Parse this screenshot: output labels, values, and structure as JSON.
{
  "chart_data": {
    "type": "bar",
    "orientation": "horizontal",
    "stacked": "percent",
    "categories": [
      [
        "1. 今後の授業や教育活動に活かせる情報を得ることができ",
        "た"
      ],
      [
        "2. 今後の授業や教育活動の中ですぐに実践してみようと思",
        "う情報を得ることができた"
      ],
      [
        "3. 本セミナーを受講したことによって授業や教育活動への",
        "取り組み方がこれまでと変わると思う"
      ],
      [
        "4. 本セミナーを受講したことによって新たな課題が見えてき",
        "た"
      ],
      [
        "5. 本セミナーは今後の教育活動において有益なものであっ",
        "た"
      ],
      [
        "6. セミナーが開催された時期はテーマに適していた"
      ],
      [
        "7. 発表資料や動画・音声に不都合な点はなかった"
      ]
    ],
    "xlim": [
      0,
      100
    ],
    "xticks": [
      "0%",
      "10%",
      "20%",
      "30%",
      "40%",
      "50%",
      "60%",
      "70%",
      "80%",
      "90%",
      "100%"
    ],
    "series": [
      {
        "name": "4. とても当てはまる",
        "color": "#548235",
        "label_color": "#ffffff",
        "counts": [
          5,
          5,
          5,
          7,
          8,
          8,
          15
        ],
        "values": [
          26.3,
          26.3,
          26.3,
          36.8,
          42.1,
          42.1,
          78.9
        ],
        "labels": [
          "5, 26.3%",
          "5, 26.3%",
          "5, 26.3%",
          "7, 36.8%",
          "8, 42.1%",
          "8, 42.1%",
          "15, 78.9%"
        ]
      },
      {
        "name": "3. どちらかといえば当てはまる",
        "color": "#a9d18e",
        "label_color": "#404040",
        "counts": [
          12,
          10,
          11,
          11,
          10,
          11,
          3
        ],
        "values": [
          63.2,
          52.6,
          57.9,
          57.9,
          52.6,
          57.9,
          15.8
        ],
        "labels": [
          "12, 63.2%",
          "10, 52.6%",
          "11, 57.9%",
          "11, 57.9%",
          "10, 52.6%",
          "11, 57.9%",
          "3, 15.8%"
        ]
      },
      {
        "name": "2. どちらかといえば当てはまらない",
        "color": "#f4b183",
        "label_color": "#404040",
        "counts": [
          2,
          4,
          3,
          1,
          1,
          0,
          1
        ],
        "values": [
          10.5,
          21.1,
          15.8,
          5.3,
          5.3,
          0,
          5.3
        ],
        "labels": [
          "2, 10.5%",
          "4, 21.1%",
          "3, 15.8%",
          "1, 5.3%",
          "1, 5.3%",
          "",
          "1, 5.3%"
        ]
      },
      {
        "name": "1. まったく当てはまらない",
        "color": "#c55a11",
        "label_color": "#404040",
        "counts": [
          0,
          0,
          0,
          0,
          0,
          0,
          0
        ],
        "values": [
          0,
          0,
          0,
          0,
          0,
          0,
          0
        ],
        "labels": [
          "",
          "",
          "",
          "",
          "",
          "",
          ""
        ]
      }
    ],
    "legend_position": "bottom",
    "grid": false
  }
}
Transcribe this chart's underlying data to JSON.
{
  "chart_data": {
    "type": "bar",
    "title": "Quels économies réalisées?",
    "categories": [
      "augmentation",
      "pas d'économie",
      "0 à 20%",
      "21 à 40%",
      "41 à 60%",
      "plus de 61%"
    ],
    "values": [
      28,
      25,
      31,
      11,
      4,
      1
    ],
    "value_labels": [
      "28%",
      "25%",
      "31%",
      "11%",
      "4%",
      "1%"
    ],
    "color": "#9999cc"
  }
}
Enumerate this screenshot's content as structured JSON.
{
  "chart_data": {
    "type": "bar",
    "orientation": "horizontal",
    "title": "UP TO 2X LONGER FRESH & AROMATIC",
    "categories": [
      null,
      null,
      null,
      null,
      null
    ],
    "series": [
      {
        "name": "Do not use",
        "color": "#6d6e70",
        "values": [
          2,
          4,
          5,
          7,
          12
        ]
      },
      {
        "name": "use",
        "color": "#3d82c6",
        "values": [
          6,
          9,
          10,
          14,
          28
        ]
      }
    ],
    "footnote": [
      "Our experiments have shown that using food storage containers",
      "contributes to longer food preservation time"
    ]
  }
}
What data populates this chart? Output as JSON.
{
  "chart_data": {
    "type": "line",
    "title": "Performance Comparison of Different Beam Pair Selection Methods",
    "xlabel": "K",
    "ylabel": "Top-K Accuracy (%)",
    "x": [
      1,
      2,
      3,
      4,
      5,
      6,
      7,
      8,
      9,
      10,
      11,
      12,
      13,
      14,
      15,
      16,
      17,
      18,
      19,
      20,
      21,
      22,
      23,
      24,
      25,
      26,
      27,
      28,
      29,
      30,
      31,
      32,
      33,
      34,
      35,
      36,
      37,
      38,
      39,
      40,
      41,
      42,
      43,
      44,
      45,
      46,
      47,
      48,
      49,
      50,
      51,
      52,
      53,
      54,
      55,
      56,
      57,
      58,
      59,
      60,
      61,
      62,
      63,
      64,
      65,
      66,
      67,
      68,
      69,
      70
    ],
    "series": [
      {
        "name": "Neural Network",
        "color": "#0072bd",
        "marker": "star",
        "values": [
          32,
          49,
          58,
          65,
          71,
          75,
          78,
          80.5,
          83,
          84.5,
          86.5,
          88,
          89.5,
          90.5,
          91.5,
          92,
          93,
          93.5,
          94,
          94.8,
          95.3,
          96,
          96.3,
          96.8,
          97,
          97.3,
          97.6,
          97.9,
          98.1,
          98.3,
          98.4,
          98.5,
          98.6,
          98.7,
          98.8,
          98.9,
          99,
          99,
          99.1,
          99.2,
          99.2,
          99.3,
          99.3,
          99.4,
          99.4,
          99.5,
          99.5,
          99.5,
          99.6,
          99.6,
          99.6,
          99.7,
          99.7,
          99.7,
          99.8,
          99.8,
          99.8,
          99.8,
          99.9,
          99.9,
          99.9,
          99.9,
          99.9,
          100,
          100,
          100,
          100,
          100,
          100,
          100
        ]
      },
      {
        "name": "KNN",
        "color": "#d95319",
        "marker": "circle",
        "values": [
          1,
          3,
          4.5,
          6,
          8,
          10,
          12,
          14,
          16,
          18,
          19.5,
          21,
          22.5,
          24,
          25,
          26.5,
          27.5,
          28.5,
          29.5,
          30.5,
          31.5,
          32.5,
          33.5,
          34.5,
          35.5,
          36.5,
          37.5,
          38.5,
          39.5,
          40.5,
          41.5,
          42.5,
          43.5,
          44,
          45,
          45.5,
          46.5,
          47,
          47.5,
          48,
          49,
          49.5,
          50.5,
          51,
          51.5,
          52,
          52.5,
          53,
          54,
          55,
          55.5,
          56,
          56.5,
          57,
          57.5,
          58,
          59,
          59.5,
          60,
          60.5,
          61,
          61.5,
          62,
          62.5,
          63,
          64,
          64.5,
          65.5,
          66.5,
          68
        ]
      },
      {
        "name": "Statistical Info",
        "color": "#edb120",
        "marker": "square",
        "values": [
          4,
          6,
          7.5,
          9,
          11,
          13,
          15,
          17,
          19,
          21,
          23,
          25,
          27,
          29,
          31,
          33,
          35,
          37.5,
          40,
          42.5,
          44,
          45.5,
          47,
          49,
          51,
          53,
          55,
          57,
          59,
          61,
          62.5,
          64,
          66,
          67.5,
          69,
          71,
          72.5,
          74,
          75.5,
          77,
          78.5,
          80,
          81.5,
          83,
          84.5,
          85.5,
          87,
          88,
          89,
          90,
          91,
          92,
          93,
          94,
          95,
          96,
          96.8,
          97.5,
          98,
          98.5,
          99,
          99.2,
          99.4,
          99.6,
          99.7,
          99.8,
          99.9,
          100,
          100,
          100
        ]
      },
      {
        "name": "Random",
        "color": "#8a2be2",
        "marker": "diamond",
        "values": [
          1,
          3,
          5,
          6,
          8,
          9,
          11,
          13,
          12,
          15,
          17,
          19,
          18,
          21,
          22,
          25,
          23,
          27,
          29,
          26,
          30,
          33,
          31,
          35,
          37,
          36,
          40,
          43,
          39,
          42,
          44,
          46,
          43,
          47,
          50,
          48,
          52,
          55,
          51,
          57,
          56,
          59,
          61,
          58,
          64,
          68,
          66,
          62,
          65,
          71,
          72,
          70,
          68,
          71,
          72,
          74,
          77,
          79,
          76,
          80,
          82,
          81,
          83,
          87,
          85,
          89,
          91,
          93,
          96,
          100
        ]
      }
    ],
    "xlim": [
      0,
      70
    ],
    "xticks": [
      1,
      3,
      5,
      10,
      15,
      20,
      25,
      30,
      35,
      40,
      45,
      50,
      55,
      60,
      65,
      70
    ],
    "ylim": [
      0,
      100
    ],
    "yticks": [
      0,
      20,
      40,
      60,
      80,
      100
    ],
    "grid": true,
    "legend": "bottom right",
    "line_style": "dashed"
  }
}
##########
◆ Exercise instructions ◆
Look through the entries above for the word "this". Copy every line where it shows up.

◆ Reply to the task ◆
Parse this screenshot: output labels, values, and structure as JSON.
Transcribe this chart's underlying data to JSON.
Enumerate this screenshot's content as structured JSON.
What data populates this chart? Output as JSON.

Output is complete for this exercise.